--- START OF Given entries ---

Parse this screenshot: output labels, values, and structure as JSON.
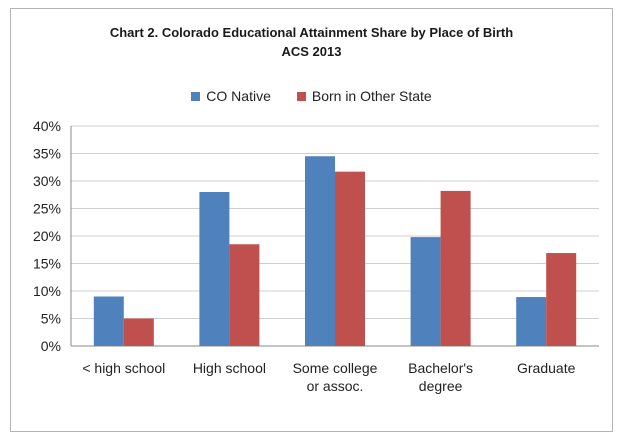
{
  "chart_data": {
    "type": "bar",
    "title": "Chart 2. Colorado Educational Attainment Share by Place of Birth",
    "subtitle": "ACS 2013",
    "categories": [
      [
        "< high school"
      ],
      [
        "High school"
      ],
      [
        "Some college",
        "or assoc."
      ],
      [
        "Bachelor's",
        "degree"
      ],
      [
        "Graduate"
      ]
    ],
    "series": [
      {
        "name": "CO Native",
        "color": "#4f81bd",
        "values": [
          0.09,
          0.28,
          0.345,
          0.198,
          0.089
        ]
      },
      {
        "name": "Born in Other State",
        "color": "#c0504d",
        "values": [
          0.05,
          0.185,
          0.317,
          0.282,
          0.169
        ]
      }
    ],
    "ylim": [
      0,
      0.4
    ],
    "yticks": [
      "0%",
      "5%",
      "10%",
      "15%",
      "20%",
      "25%",
      "30%",
      "35%",
      "40%"
    ],
    "grid": true,
    "legend": "top-center"
  }
}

--- END OF Given entries ---

> _Exercise prompt_
Without the pictures, return the entries exactly as they appear.

> _Exercise solution_
Parse this screenshot: output labels, values, and structure as JSON.
{
  "chart_data": {
    "type": "bar",
    "title": "Chart 2. Colorado Educational Attainment Share by Place of Birth",
    "subtitle": "ACS 2013",
    "categories": [
      [
        "< high school"
      ],
      [
        "High school"
      ],
      [
        "Some college",
        "or assoc."
      ],
      [
        "Bachelor's",
        "degree"
      ],
      [
        "Graduate"
      ]
    ],
    "series": [
      {
        "name": "CO Native",
        "color": "#4f81bd",
        "values": [
          0.09,
          0.28,
          0.345,
          0.198,
          0.089
        ]
      },
      {
        "name": "Born in Other State",
        "color": "#c0504d",
        "values": [
          0.05,
          0.185,
          0.317,
          0.282,
          0.169
        ]
      }
    ],
    "ylim": [
      0,
      0.4
    ],
    "yticks": [
      "0%",
      "5%",
      "10%",
      "15%",
      "20%",
      "25%",
      "30%",
      "35%",
      "40%"
    ],
    "grid": true,
    "legend": "top-center"
  }
}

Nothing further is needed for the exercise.